▶ [Problem to solve]: Output the entries word for word. Omit images.

- - -

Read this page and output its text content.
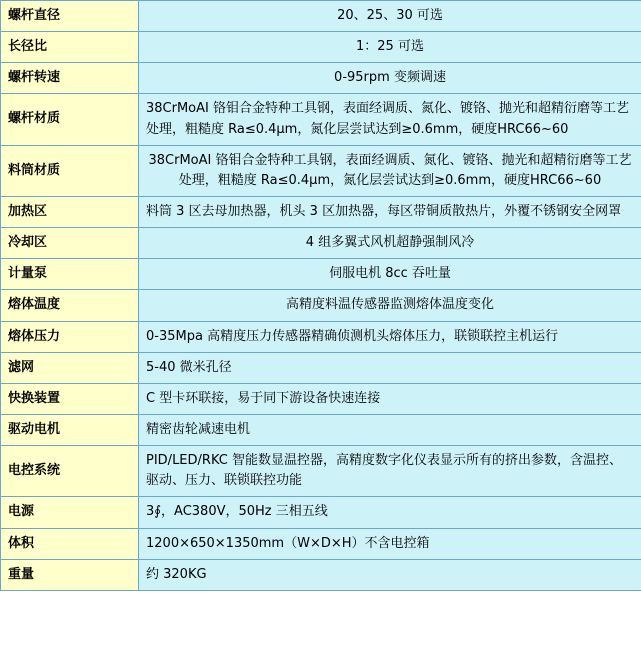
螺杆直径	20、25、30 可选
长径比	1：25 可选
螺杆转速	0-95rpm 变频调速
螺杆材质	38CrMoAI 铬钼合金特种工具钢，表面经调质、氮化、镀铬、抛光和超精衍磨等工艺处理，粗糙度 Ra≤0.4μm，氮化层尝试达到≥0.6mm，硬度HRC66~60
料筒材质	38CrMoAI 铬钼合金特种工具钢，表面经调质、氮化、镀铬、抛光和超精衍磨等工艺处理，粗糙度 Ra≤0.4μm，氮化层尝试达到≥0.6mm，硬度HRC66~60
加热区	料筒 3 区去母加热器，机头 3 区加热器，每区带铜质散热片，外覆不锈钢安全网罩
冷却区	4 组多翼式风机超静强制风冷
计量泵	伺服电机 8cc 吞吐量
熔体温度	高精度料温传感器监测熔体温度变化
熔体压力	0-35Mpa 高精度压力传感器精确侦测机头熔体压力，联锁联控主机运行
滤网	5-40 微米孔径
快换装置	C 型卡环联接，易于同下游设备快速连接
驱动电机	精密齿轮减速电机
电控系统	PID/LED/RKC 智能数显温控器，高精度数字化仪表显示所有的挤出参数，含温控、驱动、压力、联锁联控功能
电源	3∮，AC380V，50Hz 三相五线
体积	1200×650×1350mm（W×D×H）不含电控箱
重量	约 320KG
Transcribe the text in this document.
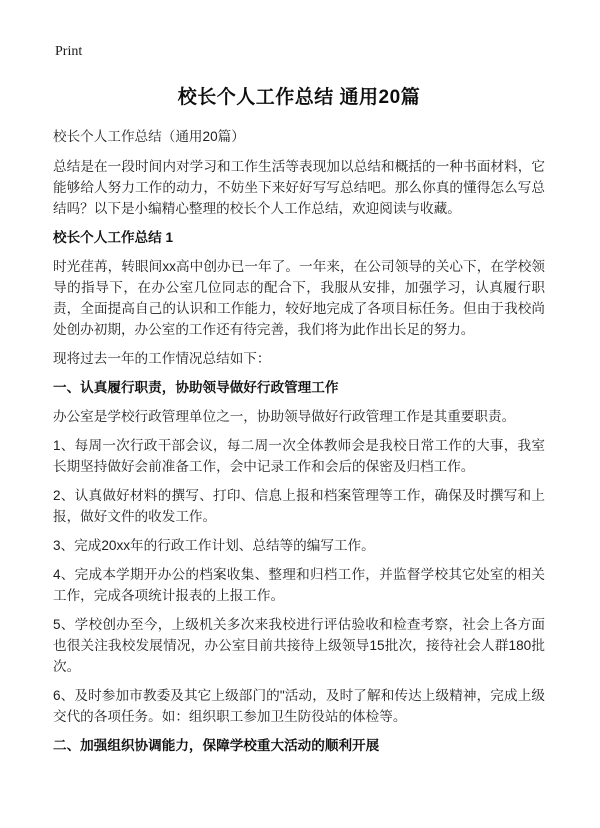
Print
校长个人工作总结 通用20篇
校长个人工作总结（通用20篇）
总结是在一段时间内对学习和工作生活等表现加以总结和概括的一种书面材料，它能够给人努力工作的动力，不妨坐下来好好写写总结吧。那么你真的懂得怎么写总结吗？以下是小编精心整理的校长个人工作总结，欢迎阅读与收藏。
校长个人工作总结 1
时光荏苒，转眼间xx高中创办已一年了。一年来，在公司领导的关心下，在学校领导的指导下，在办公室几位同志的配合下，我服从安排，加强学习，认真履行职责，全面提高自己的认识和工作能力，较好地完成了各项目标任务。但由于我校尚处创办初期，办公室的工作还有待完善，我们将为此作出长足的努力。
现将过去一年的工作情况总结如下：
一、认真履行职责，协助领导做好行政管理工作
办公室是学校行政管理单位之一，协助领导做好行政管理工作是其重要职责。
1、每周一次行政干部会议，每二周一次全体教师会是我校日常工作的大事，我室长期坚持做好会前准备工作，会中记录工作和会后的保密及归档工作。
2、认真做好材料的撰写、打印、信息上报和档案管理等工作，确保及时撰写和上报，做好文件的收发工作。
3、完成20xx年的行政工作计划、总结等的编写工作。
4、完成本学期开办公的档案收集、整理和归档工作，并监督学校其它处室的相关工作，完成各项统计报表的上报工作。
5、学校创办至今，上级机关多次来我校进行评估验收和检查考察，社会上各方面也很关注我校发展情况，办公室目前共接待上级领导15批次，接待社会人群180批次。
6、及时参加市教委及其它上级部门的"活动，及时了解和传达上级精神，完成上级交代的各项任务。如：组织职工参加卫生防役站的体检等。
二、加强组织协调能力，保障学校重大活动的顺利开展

- - -

▶ [Completed task]:
Read this page and output its text content.
螺杆直径	20、25、30 可选
长径比	1：25 可选
螺杆转速	0-95rpm 变频调速
螺杆材质	38CrMoAI 铬钼合金特种工具钢，表面经调质、氮化、镀铬、抛光和超精衍磨等工艺处理，粗糙度 Ra≤0.4μm，氮化层尝试达到≥0.6mm，硬度HRC66~60
料筒材质	38CrMoAI 铬钼合金特种工具钢，表面经调质、氮化、镀铬、抛光和超精衍磨等工艺处理，粗糙度 Ra≤0.4μm，氮化层尝试达到≥0.6mm，硬度HRC66~60
加热区	料筒 3 区去母加热器，机头 3 区加热器，每区带铜质散热片，外覆不锈钢安全网罩
冷却区	4 组多翼式风机超静强制风冷
计量泵	伺服电机 8cc 吞吐量
熔体温度	高精度料温传感器监测熔体温度变化
熔体压力	0-35Mpa 高精度压力传感器精确侦测机头熔体压力，联锁联控主机运行
滤网	5-40 微米孔径
快换装置	C 型卡环联接，易于同下游设备快速连接
驱动电机	精密齿轮减速电机
电控系统	PID/LED/RKC 智能数显温控器，高精度数字化仪表显示所有的挤出参数，含温控、驱动、压力、联锁联控功能
电源	3∮，AC380V，50Hz 三相五线
体积	1200×650×1350mm（W×D×H）不含电控箱
重量	约 320KG
Transcribe the text in this document.
Print
校长个人工作总结 通用20篇
校长个人工作总结（通用20篇）
总结是在一段时间内对学习和工作生活等表现加以总结和概括的一种书面材料，它能够给人努力工作的动力，不妨坐下来好好写写总结吧。那么你真的懂得怎么写总结吗？以下是小编精心整理的校长个人工作总结，欢迎阅读与收藏。
校长个人工作总结 1
时光荏苒，转眼间xx高中创办已一年了。一年来，在公司领导的关心下，在学校领导的指导下，在办公室几位同志的配合下，我服从安排，加强学习，认真履行职责，全面提高自己的认识和工作能力，较好地完成了各项目标任务。但由于我校尚处创办初期，办公室的工作还有待完善，我们将为此作出长足的努力。
现将过去一年的工作情况总结如下：
一、认真履行职责，协助领导做好行政管理工作
办公室是学校行政管理单位之一，协助领导做好行政管理工作是其重要职责。
1、每周一次行政干部会议，每二周一次全体教师会是我校日常工作的大事，我室长期坚持做好会前准备工作，会中记录工作和会后的保密及归档工作。
2、认真做好材料的撰写、打印、信息上报和档案管理等工作，确保及时撰写和上报，做好文件的收发工作。
3、完成20xx年的行政工作计划、总结等的编写工作。
4、完成本学期开办公的档案收集、整理和归档工作，并监督学校其它处室的相关工作，完成各项统计报表的上报工作。
5、学校创办至今，上级机关多次来我校进行评估验收和检查考察，社会上各方面也很关注我校发展情况，办公室目前共接待上级领导15批次，接待社会人群180批次。
6、及时参加市教委及其它上级部门的"活动，及时了解和传达上级精神，完成上级交代的各项任务。如：组织职工参加卫生防役站的体检等。
二、加强组织协调能力，保障学校重大活动的顺利开展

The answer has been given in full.